WORK TO COMPLETE ▸
Exclude the pictures and return every line exactly as written.

Lines of data:
===

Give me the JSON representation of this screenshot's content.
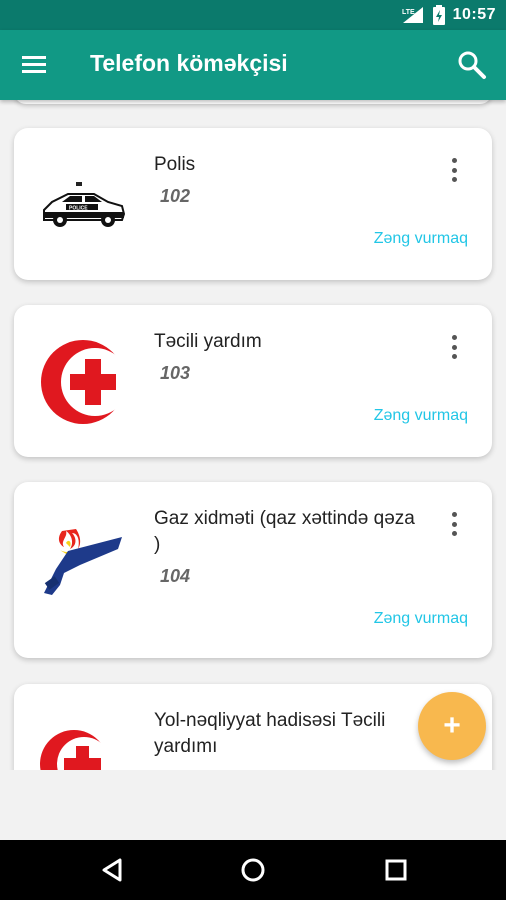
{
  "status_bar": {
    "time": "10:57",
    "network": "LTE"
  },
  "app_bar": {
    "title": "Telefon köməkçisi",
    "menu_icon": "hamburger-menu-icon",
    "search_icon": "search-icon"
  },
  "cards": [
    {
      "title": "Polis",
      "number": "102",
      "action": "Zəng vurmaq",
      "icon": "police-car-icon"
    },
    {
      "title": "Təcili yardım",
      "number": "103",
      "action": "Zəng vurmaq",
      "icon": "red-crescent-icon"
    },
    {
      "title": "Gaz xidməti (qaz xəttində qəza )",
      "number": "104",
      "action": "Zəng vurmaq",
      "icon": "gas-pipe-fire-icon"
    },
    {
      "title": "Yol-nəqliyyat hadisəsi Təcili yardımı",
      "icon": "road-accident-ambulance-icon"
    }
  ],
  "fab": {
    "label": "+"
  },
  "colors": {
    "app_bar": "#119985",
    "status_bar": "#0b7a6c",
    "accent": "#22c6e6",
    "fab": "#f8b84e",
    "crescent": "#e0181f"
  }
}
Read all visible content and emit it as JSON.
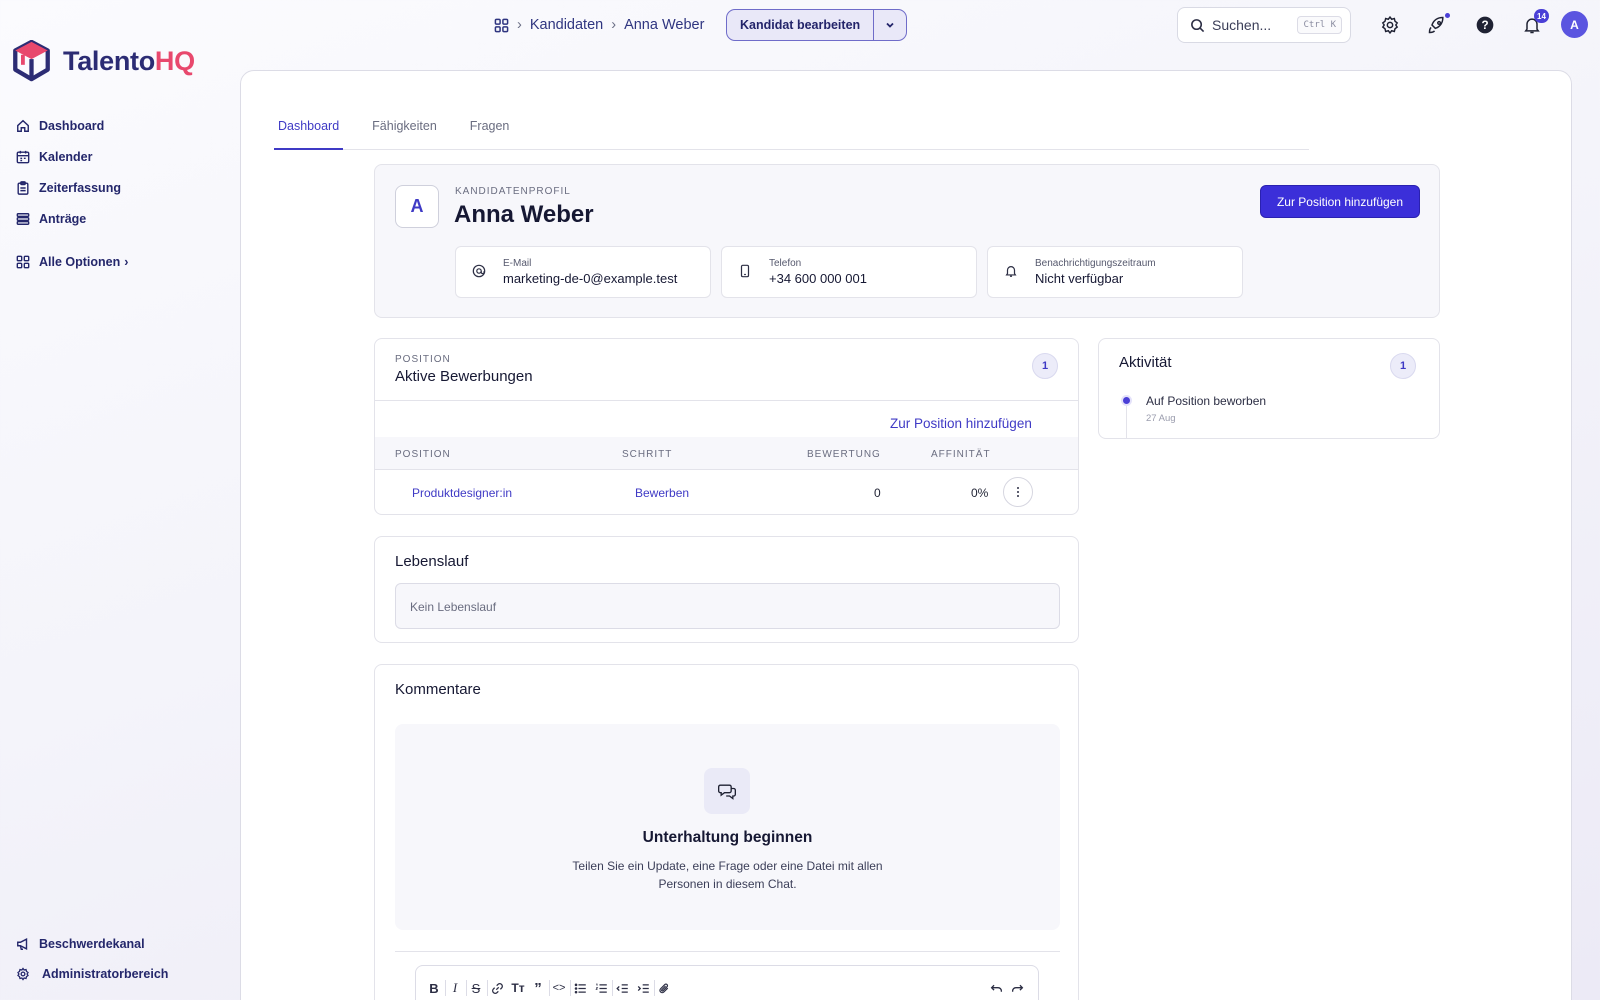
{
  "brand": {
    "logo_text_1": "Talento",
    "logo_text_2": "HQ"
  },
  "breadcrumb": {
    "section": "Kandidaten",
    "current": "Anna Weber"
  },
  "header": {
    "edit_button": "Kandidat bearbeiten",
    "search_placeholder": "Suchen...",
    "search_shortcut": "Ctrl K",
    "notification_count": "14",
    "user_initial": "A"
  },
  "sidebar": {
    "items": [
      {
        "label": "Dashboard",
        "icon": "home-icon"
      },
      {
        "label": "Kalender",
        "icon": "calendar-icon"
      },
      {
        "label": "Zeiterfassung",
        "icon": "clipboard-icon"
      },
      {
        "label": "Anträge",
        "icon": "stack-icon"
      }
    ],
    "all_options": "Alle Optionen",
    "bottom": [
      {
        "label": "Beschwerdekanal",
        "icon": "megaphone-icon"
      },
      {
        "label": "Administratorbereich",
        "icon": "gear-icon"
      }
    ]
  },
  "tabs": [
    "Dashboard",
    "Fähigkeiten",
    "Fragen"
  ],
  "active_tab": "Dashboard",
  "profile": {
    "eyebrow": "KANDIDATENPROFIL",
    "initial": "A",
    "name": "Anna Weber",
    "add_to_position": "Zur Position hinzufügen",
    "email_label": "E-Mail",
    "email": "marketing-de-0@example.test",
    "phone_label": "Telefon",
    "phone": "+34 600 000 001",
    "notice_label": "Benachrichtigungszeitraum",
    "notice": "Nicht verfügbar"
  },
  "applications": {
    "eyebrow": "POSITION",
    "title": "Aktive Bewerbungen",
    "count": "1",
    "add_link": "Zur Position hinzufügen",
    "columns": [
      "POSITION",
      "SCHRITT",
      "BEWERTUNG",
      "AFFINITÄT"
    ],
    "rows": [
      {
        "position": "Produktdesigner:in",
        "step": "Bewerben",
        "rating": "0",
        "affinity": "0%"
      }
    ]
  },
  "activity": {
    "title": "Aktivität",
    "count": "1",
    "events": [
      {
        "text": "Auf Position beworben",
        "date": "27 Aug"
      }
    ]
  },
  "resume": {
    "title": "Lebenslauf",
    "empty": "Kein Lebenslauf"
  },
  "comments": {
    "title": "Kommentare",
    "empty_title": "Unterhaltung beginnen",
    "empty_text": "Teilen Sie ein Update, eine Frage oder eine Datei mit allen Personen in diesem Chat."
  },
  "colors": {
    "accent": "#3b2fd9",
    "brand_navy": "#2c2c74",
    "brand_pink": "#e8486d"
  }
}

===

FINAL RESULT ▸
Give me the JSON representation of this screenshot's content.
{
  "status_bar": {
    "time": "10:57",
    "network": "LTE"
  },
  "app_bar": {
    "title": "Telefon köməkçisi",
    "menu_icon": "hamburger-menu-icon",
    "search_icon": "search-icon"
  },
  "cards": [
    {
      "title": "Polis",
      "number": "102",
      "action": "Zəng vurmaq",
      "icon": "police-car-icon"
    },
    {
      "title": "Təcili yardım",
      "number": "103",
      "action": "Zəng vurmaq",
      "icon": "red-crescent-icon"
    },
    {
      "title": "Gaz xidməti (qaz xəttində qəza )",
      "number": "104",
      "action": "Zəng vurmaq",
      "icon": "gas-pipe-fire-icon"
    },
    {
      "title": "Yol-nəqliyyat hadisəsi Təcili yardımı",
      "icon": "road-accident-ambulance-icon"
    }
  ],
  "fab": {
    "label": "+"
  },
  "colors": {
    "app_bar": "#119985",
    "status_bar": "#0b7a6c",
    "accent": "#22c6e6",
    "fab": "#f8b84e",
    "crescent": "#e0181f"
  }
}
Read all visible content and emit it as JSON.
{
  "brand": {
    "logo_text_1": "Talento",
    "logo_text_2": "HQ"
  },
  "breadcrumb": {
    "section": "Kandidaten",
    "current": "Anna Weber"
  },
  "header": {
    "edit_button": "Kandidat bearbeiten",
    "search_placeholder": "Suchen...",
    "search_shortcut": "Ctrl K",
    "notification_count": "14",
    "user_initial": "A"
  },
  "sidebar": {
    "items": [
      {
        "label": "Dashboard",
        "icon": "home-icon"
      },
      {
        "label": "Kalender",
        "icon": "calendar-icon"
      },
      {
        "label": "Zeiterfassung",
        "icon": "clipboard-icon"
      },
      {
        "label": "Anträge",
        "icon": "stack-icon"
      }
    ],
    "all_options": "Alle Optionen",
    "bottom": [
      {
        "label": "Beschwerdekanal",
        "icon": "megaphone-icon"
      },
      {
        "label": "Administratorbereich",
        "icon": "gear-icon"
      }
    ]
  },
  "tabs": [
    "Dashboard",
    "Fähigkeiten",
    "Fragen"
  ],
  "active_tab": "Dashboard",
  "profile": {
    "eyebrow": "KANDIDATENPROFIL",
    "initial": "A",
    "name": "Anna Weber",
    "add_to_position": "Zur Position hinzufügen",
    "email_label": "E-Mail",
    "email": "marketing-de-0@example.test",
    "phone_label": "Telefon",
    "phone": "+34 600 000 001",
    "notice_label": "Benachrichtigungszeitraum",
    "notice": "Nicht verfügbar"
  },
  "applications": {
    "eyebrow": "POSITION",
    "title": "Aktive Bewerbungen",
    "count": "1",
    "add_link": "Zur Position hinzufügen",
    "columns": [
      "POSITION",
      "SCHRITT",
      "BEWERTUNG",
      "AFFINITÄT"
    ],
    "rows": [
      {
        "position": "Produktdesigner:in",
        "step": "Bewerben",
        "rating": "0",
        "affinity": "0%"
      }
    ]
  },
  "activity": {
    "title": "Aktivität",
    "count": "1",
    "events": [
      {
        "text": "Auf Position beworben",
        "date": "27 Aug"
      }
    ]
  },
  "resume": {
    "title": "Lebenslauf",
    "empty": "Kein Lebenslauf"
  },
  "comments": {
    "title": "Kommentare",
    "empty_title": "Unterhaltung beginnen",
    "empty_text": "Teilen Sie ein Update, eine Frage oder eine Datei mit allen Personen in diesem Chat."
  },
  "colors": {
    "accent": "#3b2fd9",
    "brand_navy": "#2c2c74",
    "brand_pink": "#e8486d"
  }
}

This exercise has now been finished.